***** Material supplied

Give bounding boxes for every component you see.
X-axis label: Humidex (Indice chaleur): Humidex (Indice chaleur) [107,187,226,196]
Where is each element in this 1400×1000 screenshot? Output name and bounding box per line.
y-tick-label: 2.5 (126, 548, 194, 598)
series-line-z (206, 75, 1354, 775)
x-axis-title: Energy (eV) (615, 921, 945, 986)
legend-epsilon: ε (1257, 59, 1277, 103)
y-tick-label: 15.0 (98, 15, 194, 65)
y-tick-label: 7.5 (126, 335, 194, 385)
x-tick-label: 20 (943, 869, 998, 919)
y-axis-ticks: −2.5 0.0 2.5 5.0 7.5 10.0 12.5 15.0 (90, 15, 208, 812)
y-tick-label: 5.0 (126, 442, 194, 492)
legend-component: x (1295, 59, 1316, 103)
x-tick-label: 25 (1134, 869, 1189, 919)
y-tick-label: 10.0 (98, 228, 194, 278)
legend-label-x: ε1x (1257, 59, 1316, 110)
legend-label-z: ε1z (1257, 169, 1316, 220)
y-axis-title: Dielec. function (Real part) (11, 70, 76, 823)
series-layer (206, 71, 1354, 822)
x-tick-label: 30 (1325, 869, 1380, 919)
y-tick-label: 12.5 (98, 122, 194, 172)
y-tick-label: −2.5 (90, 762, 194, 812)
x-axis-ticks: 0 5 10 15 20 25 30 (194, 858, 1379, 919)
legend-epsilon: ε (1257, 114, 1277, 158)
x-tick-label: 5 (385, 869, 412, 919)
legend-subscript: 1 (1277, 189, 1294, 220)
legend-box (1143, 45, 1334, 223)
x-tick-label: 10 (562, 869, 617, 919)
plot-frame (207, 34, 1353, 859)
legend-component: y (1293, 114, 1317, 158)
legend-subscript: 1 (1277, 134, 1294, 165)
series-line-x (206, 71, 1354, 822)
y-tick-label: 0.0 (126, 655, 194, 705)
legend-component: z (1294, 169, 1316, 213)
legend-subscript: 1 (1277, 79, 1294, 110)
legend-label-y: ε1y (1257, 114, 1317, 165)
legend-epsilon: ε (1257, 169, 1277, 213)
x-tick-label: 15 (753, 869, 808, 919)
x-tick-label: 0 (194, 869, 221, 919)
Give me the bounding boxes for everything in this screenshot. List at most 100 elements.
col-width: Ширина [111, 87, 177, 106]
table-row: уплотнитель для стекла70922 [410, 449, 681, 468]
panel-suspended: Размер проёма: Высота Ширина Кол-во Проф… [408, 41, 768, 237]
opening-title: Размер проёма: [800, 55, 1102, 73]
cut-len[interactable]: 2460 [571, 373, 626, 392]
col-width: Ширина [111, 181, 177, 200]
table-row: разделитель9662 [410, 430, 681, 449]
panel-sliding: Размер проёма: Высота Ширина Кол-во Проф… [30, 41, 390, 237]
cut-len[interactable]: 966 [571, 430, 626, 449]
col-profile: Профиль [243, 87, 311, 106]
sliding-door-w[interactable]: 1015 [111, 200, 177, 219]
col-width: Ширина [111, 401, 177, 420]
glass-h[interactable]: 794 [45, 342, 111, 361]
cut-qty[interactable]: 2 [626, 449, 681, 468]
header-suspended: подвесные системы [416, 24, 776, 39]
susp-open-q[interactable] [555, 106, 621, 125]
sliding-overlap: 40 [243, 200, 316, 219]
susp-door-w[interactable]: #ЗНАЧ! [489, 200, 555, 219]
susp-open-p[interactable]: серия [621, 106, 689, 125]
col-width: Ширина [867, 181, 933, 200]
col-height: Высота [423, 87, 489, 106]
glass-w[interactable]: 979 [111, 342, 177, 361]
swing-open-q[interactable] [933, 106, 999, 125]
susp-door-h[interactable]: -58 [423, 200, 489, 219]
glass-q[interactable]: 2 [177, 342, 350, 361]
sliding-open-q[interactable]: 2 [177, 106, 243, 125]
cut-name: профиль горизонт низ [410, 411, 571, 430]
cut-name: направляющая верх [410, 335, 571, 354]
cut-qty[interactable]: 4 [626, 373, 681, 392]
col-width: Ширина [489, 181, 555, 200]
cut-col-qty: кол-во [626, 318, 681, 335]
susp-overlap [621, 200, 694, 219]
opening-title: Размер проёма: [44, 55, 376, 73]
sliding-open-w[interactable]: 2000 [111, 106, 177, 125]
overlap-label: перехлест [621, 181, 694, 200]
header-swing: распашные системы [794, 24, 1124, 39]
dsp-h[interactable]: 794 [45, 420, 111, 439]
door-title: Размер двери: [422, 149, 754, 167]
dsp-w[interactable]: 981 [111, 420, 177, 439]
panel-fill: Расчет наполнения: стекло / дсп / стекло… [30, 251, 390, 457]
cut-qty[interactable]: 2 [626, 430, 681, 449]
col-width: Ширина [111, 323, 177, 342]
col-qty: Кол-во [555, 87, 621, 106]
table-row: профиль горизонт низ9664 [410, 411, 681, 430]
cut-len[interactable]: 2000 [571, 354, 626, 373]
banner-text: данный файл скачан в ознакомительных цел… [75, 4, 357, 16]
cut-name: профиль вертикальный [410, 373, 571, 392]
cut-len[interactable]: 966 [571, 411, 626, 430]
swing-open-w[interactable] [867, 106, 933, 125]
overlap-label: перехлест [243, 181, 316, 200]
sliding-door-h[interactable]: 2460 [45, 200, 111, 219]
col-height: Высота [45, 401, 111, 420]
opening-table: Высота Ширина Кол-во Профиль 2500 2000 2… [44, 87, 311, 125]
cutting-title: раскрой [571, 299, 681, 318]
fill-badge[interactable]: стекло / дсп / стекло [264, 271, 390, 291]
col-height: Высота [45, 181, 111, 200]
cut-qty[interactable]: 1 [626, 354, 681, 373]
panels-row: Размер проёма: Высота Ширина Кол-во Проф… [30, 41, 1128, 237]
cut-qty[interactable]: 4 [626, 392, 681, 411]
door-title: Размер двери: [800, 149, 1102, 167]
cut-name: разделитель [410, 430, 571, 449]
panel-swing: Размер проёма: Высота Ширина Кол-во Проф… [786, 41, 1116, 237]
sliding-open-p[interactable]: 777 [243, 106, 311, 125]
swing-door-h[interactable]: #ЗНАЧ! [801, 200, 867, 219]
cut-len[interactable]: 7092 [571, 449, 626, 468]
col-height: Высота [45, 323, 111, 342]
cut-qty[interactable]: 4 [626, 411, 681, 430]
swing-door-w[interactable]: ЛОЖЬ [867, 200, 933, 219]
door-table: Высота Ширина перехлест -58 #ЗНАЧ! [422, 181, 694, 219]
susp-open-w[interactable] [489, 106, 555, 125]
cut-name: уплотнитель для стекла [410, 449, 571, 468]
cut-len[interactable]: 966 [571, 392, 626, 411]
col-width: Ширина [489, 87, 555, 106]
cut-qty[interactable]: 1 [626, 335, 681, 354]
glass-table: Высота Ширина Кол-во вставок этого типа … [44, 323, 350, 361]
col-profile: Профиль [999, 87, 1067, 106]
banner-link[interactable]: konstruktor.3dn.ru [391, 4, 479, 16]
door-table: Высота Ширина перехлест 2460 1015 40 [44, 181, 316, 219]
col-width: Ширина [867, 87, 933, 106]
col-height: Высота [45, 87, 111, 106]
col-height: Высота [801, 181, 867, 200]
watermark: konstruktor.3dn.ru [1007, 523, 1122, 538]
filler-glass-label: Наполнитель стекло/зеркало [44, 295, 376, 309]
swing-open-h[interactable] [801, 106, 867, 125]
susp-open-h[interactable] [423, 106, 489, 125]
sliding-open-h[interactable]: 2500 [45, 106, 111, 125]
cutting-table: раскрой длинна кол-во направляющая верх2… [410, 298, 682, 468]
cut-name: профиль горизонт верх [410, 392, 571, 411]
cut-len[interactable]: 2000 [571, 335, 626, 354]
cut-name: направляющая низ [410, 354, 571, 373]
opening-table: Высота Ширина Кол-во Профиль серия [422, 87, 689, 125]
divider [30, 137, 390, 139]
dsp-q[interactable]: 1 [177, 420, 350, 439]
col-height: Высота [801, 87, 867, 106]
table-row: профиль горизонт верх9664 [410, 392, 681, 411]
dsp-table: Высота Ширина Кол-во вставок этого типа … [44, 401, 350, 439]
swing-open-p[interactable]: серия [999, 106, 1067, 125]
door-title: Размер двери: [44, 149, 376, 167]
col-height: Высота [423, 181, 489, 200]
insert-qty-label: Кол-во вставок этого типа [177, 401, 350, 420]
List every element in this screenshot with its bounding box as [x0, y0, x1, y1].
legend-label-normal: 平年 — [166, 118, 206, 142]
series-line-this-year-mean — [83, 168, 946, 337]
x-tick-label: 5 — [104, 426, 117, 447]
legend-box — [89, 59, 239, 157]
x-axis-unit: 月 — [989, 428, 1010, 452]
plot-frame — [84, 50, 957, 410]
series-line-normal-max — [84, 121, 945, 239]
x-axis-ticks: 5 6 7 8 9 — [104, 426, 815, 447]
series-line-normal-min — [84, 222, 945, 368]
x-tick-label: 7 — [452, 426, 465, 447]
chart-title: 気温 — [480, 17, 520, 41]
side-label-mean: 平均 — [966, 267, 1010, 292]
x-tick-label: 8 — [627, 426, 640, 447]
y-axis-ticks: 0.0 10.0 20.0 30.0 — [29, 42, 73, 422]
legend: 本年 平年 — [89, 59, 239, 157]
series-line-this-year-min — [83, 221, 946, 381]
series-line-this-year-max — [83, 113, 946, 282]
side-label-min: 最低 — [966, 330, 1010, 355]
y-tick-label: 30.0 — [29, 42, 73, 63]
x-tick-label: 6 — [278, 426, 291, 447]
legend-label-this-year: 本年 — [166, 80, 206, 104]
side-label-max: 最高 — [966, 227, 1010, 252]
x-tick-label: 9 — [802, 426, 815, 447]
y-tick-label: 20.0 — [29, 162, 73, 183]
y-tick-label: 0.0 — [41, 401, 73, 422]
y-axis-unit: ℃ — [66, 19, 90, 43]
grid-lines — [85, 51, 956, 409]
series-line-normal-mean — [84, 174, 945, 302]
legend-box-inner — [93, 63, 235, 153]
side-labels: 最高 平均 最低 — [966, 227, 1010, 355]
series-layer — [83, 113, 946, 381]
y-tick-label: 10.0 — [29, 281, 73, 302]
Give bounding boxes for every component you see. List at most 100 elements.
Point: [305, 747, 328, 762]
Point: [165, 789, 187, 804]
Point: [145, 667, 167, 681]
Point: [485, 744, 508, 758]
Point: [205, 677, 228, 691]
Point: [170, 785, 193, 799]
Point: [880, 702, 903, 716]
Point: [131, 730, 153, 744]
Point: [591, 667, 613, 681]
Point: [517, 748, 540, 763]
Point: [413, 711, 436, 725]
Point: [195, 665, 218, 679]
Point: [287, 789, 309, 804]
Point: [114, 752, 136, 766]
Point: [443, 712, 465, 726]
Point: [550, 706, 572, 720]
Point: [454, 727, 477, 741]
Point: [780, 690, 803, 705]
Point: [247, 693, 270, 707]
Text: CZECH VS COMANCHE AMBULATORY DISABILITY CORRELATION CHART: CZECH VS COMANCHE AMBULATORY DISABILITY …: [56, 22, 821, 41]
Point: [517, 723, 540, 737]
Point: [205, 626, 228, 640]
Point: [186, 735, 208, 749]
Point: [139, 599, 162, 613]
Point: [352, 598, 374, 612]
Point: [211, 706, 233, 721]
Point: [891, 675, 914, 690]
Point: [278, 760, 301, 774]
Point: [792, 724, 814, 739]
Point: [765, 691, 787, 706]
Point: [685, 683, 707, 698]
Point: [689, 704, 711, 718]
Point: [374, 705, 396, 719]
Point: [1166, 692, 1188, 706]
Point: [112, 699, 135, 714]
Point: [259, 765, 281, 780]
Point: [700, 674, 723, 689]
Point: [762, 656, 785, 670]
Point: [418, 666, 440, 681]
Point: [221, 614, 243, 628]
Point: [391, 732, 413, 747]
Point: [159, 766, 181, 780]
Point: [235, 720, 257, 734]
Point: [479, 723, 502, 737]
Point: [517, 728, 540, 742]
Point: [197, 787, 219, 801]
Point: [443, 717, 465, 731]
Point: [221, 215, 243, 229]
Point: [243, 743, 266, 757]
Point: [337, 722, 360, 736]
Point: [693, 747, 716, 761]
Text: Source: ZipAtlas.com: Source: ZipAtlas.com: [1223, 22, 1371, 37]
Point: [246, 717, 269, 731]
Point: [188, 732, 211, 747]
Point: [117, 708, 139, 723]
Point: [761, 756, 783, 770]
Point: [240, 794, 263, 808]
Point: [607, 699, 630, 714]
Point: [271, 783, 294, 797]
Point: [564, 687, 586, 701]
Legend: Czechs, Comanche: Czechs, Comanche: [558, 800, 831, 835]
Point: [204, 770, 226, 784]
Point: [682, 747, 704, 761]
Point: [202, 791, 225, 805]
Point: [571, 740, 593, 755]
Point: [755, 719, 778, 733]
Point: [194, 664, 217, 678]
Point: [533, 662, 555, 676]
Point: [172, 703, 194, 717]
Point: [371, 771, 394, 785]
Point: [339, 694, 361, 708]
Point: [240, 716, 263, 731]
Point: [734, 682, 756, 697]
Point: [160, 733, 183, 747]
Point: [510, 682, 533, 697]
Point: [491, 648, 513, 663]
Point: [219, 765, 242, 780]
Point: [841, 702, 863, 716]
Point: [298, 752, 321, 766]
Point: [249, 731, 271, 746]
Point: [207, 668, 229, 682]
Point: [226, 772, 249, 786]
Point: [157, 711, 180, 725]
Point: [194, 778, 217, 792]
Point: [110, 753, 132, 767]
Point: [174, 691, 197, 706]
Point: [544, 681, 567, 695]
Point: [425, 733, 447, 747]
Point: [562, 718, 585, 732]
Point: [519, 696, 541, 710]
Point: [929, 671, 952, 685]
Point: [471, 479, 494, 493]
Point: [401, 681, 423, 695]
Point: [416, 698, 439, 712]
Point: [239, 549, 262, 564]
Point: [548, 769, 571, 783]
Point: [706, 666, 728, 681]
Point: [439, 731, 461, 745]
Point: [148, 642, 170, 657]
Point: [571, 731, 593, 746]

**********

__What is expected__
Edit the data from its first line through the line containing "x-axis-title: Energy (eV)", changing "y-tick-label" to "y-axis-label" and leaving everything else as it is. Return only those lines.

__Solution for this problem__
Give bounding boxes for every component you see.
X-axis label: Humidex (Indice chaleur): Humidex (Indice chaleur) [107,187,226,196]
Where is each element in this 1400×1000 screenshot? Output name and bounding box per line.
y-axis-label: 2.5 (126, 548, 194, 598)
series-line-z (206, 75, 1354, 775)
x-axis-title: Energy (eV) (615, 921, 945, 986)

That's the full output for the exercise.